Time limit for establishing a connection:

# Server configuration
network:
  connection_timeout: 30s

Client Configuration:

// Go
config := &geode.Config{
    ConnectTimeout: 30 * time.Second,
}

# Python
config = ConnectionConfig(
    connect_timeout=30.0,
)

Query Timeout

Time limit for query execution:

# Server configuration
performance:
  query_timeout: 300s  # 5 minutes
  default_timeout: 60s # Default for queries without explicit timeout

Client-Side Timeout:

// Go: Context-based timeout
ctx, cancel := context.WithTimeout(context.Background(), 60*time.Second)
defer cancel()

result, err := conn.Query(ctx, "MATCH (n) RETURN count(n)")

# Python: asyncio timeout
result = await asyncio.wait_for(
    conn.query("MATCH (n) RETURN count(n)"),
    timeout=60.0
)

=== DATA UNDER STUDY ===
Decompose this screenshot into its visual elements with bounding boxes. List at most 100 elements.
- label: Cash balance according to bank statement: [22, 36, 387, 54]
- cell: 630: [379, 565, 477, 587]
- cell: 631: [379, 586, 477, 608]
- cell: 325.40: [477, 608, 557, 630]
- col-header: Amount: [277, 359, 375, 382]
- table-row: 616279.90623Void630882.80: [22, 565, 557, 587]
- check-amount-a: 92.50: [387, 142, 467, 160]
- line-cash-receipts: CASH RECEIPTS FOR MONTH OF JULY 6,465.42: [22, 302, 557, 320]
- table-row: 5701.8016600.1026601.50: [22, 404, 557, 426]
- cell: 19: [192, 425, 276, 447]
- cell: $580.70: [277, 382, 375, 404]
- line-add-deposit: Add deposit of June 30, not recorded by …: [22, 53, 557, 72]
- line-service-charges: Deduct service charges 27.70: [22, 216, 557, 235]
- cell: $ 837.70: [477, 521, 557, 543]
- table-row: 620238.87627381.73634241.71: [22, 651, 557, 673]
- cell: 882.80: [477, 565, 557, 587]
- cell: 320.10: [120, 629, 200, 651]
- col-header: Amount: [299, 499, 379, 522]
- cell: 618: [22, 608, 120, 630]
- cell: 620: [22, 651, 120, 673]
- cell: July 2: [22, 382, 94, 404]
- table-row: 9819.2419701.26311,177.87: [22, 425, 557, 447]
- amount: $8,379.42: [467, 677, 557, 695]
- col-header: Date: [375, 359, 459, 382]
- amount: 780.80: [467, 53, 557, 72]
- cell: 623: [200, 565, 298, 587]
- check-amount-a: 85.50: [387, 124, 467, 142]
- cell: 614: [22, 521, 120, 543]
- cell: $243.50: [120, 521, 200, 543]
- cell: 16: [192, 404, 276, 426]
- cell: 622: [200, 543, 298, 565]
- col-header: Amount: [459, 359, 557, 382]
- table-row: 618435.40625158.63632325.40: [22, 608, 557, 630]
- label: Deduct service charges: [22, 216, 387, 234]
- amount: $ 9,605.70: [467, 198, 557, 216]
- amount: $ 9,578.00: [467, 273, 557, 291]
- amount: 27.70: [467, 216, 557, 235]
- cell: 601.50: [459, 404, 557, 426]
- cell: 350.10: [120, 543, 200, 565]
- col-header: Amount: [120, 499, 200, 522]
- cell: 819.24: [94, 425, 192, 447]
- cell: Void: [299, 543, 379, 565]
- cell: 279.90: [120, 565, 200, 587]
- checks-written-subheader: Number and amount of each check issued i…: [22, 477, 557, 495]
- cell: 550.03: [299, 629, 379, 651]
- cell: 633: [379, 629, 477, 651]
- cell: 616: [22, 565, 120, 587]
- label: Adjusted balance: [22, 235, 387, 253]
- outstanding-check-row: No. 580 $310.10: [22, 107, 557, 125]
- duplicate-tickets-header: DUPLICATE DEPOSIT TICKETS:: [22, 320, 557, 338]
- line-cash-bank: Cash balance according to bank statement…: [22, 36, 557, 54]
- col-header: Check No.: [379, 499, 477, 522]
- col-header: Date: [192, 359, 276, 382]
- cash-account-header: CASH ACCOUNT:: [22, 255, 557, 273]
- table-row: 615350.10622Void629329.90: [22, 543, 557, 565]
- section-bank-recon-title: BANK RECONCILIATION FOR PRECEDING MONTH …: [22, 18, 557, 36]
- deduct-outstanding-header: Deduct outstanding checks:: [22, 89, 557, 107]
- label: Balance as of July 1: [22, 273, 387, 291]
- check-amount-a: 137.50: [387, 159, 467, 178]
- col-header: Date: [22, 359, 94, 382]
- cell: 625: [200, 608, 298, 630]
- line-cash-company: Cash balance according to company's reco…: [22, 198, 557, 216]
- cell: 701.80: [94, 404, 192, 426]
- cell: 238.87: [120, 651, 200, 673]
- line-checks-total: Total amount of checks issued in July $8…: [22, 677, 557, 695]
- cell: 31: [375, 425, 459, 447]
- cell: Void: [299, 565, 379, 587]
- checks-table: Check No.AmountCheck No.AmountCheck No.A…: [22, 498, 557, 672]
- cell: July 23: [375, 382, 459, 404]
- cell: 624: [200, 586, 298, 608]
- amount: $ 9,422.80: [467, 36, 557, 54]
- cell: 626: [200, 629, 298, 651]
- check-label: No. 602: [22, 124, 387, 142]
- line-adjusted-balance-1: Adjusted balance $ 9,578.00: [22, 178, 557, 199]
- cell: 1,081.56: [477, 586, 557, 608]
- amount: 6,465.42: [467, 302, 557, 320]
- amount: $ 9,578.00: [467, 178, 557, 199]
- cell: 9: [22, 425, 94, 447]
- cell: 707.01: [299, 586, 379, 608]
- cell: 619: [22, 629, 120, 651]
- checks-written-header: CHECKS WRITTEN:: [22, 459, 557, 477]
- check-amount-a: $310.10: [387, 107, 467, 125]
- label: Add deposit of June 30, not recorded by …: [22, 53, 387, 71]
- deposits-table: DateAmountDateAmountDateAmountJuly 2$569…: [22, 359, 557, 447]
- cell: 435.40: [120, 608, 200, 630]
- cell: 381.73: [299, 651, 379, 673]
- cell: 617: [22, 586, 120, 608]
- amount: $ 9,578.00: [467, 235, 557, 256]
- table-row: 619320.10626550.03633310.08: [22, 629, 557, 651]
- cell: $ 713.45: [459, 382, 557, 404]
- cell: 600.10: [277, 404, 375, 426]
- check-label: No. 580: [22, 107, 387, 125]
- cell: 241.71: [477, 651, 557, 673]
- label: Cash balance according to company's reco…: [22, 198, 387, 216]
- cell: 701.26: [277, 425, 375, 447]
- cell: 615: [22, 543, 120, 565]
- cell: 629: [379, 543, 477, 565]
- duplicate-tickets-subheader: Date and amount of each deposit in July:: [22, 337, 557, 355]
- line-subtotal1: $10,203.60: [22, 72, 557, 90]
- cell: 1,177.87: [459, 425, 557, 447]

=== INSTRUCTIONS TO FOLLOW ===
In the timeout settings text, what default timeout does the server configuration apply to queries that have no explicit timeout?

=== RESULT FOR THIS EXERCISE ===
60 seconds (default_timeout: 60s)